**PROBLEM REQUIREMENTS**
Copy every line of the entries that includes the word "term".

[begin INPUT FOR THIS TASK]

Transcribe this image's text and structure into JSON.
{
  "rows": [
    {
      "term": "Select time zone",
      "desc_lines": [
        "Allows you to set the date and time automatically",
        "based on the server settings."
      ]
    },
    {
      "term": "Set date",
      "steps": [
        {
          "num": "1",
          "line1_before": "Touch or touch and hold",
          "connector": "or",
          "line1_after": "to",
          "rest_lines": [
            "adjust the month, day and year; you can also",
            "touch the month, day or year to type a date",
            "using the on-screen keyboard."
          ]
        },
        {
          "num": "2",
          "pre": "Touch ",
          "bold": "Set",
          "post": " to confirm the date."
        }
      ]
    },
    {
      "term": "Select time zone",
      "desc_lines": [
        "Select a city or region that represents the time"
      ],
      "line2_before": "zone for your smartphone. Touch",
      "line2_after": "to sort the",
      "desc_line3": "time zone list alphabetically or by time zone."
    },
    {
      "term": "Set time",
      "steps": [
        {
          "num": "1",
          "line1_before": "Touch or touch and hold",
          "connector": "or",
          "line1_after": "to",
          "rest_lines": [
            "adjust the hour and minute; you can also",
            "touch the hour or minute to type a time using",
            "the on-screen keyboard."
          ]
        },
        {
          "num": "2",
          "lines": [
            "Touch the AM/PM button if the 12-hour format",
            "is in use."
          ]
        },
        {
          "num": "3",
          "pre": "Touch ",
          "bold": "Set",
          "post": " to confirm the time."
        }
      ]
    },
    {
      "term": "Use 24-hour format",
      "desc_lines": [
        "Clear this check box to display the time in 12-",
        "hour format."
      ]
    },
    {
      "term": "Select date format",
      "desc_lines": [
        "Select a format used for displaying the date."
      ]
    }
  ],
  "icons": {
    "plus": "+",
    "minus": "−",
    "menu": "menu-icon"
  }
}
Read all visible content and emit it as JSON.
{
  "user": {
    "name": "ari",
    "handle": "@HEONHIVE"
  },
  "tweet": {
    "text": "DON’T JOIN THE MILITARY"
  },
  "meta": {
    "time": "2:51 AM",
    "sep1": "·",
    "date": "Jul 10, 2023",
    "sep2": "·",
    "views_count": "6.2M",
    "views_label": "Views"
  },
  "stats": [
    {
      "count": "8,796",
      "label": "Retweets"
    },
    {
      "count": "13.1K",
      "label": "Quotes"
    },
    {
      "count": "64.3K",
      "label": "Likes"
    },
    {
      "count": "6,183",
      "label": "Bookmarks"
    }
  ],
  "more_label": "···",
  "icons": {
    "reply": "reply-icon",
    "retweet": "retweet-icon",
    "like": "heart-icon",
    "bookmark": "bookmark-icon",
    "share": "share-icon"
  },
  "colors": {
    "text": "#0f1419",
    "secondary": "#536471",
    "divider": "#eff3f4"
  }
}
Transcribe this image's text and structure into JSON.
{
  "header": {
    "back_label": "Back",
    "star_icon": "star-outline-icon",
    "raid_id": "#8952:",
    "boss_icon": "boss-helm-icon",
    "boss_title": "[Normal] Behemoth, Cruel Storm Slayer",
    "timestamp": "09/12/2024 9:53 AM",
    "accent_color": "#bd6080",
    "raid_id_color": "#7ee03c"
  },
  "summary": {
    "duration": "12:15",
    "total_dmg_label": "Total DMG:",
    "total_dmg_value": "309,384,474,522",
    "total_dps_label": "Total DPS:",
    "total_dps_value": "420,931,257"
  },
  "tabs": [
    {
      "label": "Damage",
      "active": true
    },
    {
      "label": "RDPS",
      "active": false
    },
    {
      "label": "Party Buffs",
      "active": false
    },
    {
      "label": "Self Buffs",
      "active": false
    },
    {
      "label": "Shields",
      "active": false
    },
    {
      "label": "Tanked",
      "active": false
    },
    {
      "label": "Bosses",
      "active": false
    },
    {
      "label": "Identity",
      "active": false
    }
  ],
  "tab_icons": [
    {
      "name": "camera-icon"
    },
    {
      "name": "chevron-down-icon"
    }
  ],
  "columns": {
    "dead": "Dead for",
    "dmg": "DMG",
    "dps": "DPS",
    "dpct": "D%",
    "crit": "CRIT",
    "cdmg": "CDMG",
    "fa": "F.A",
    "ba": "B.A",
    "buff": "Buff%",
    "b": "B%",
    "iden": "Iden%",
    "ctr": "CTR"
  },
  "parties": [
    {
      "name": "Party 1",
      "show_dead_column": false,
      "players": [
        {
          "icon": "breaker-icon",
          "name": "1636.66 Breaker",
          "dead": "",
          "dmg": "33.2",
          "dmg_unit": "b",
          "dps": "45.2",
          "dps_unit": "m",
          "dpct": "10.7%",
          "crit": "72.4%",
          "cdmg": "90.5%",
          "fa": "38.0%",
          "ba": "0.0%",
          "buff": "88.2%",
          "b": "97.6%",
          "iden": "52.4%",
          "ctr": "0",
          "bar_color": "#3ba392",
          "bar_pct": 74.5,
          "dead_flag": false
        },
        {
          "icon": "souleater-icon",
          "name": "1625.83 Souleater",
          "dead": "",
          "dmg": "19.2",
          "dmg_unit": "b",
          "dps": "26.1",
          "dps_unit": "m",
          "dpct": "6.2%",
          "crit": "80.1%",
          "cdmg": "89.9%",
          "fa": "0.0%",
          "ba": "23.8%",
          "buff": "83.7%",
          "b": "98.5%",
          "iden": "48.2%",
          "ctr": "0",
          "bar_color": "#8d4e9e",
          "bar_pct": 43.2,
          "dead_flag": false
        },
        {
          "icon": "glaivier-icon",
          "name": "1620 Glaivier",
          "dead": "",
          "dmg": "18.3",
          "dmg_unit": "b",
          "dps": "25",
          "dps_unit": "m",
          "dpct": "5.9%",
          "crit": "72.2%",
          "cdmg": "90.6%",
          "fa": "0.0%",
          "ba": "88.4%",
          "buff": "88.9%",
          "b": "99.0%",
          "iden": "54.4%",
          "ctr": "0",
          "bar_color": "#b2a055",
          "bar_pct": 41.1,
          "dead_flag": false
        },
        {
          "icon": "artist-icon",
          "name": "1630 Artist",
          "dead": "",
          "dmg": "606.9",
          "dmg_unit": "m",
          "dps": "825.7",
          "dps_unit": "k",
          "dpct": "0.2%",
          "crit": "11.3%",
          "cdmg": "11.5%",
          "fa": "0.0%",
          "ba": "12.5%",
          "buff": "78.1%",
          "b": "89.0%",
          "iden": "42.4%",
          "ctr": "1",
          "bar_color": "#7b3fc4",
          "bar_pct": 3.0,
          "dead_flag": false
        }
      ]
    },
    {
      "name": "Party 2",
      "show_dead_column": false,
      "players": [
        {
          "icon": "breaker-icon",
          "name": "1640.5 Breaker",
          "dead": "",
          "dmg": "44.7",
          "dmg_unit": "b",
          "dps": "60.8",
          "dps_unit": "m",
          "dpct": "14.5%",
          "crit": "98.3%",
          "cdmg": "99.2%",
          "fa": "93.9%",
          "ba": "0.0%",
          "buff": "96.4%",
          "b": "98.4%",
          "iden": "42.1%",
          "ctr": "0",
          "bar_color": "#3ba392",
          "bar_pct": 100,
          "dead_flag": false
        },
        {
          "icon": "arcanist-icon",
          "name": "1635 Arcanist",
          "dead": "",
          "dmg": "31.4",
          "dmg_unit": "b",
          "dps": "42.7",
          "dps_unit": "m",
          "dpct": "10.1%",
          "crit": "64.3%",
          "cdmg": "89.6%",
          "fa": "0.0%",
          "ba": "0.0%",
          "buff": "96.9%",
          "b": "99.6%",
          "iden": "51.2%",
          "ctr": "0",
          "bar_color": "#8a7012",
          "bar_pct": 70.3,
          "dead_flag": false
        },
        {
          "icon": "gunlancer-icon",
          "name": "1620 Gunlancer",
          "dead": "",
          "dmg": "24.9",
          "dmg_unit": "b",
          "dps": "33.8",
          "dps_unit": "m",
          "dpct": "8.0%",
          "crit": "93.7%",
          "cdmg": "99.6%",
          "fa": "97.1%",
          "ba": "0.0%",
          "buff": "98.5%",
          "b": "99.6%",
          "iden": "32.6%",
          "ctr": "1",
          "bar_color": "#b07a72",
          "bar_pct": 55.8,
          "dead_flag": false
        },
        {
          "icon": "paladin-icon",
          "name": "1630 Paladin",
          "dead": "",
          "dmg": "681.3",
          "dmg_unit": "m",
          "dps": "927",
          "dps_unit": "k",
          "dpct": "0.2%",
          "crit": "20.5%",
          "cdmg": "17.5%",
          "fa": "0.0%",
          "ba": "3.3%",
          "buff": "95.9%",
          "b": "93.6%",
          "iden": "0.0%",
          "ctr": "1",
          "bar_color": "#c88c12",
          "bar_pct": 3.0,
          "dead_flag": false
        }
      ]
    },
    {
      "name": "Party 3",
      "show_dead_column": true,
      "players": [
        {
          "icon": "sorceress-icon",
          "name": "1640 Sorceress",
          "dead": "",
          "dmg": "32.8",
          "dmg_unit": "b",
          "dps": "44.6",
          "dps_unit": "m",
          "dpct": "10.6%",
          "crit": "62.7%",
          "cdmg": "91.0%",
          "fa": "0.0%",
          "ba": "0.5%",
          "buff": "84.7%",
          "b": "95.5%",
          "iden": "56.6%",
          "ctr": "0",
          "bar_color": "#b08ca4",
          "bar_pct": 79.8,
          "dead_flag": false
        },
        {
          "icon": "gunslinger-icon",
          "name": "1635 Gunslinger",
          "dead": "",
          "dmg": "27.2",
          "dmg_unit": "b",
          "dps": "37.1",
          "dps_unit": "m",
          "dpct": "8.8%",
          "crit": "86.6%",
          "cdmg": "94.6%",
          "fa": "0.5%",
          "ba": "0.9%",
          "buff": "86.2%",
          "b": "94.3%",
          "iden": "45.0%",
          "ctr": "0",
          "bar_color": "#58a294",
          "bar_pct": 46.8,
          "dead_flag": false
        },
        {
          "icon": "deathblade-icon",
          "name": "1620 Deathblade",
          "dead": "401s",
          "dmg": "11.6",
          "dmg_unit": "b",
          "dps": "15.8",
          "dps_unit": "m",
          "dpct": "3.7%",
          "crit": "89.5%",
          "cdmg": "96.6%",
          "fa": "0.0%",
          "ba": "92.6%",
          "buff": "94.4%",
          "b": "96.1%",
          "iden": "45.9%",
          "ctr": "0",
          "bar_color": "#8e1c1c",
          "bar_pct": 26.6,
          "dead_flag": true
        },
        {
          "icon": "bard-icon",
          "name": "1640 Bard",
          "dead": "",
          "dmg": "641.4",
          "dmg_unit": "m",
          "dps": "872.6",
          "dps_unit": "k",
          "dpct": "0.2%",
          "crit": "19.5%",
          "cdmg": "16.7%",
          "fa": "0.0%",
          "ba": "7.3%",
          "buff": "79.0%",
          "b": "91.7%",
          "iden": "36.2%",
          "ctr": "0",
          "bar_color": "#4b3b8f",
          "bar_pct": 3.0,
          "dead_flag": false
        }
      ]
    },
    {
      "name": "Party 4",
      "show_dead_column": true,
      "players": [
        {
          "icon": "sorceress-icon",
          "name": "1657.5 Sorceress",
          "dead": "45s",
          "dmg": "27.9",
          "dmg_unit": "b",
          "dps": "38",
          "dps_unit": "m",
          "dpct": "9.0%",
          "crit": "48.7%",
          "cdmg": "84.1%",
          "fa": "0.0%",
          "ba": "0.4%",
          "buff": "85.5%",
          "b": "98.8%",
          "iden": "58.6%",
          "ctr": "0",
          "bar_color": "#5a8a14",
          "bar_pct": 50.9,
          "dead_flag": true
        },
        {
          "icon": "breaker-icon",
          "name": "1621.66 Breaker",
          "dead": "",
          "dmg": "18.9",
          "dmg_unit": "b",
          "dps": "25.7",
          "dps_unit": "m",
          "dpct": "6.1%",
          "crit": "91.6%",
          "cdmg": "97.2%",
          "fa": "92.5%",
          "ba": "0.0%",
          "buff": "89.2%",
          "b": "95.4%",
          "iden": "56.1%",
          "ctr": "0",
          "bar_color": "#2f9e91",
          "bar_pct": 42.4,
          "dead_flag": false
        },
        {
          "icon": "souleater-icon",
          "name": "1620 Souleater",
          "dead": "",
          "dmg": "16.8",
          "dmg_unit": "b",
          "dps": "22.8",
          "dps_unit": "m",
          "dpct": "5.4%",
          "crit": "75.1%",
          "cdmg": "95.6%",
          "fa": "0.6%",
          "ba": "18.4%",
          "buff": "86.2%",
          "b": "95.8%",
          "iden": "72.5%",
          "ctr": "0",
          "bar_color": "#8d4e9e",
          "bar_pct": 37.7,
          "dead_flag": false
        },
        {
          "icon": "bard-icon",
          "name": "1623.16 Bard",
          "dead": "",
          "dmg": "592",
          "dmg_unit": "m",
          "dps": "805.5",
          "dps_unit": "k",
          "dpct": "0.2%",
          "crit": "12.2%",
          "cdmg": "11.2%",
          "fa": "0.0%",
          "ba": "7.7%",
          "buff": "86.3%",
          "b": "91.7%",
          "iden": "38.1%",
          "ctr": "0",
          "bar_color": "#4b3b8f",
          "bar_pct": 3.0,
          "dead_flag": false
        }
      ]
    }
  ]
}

[end INPUT FOR THIS TASK]

**RESULT OF THE EXERCISE**
      "term": "Select time zone",
      "term": "Set date",
      "term": "Select time zone",
      "term": "Set time",
      "term": "Use 24-hour format",
      "term": "Select date format",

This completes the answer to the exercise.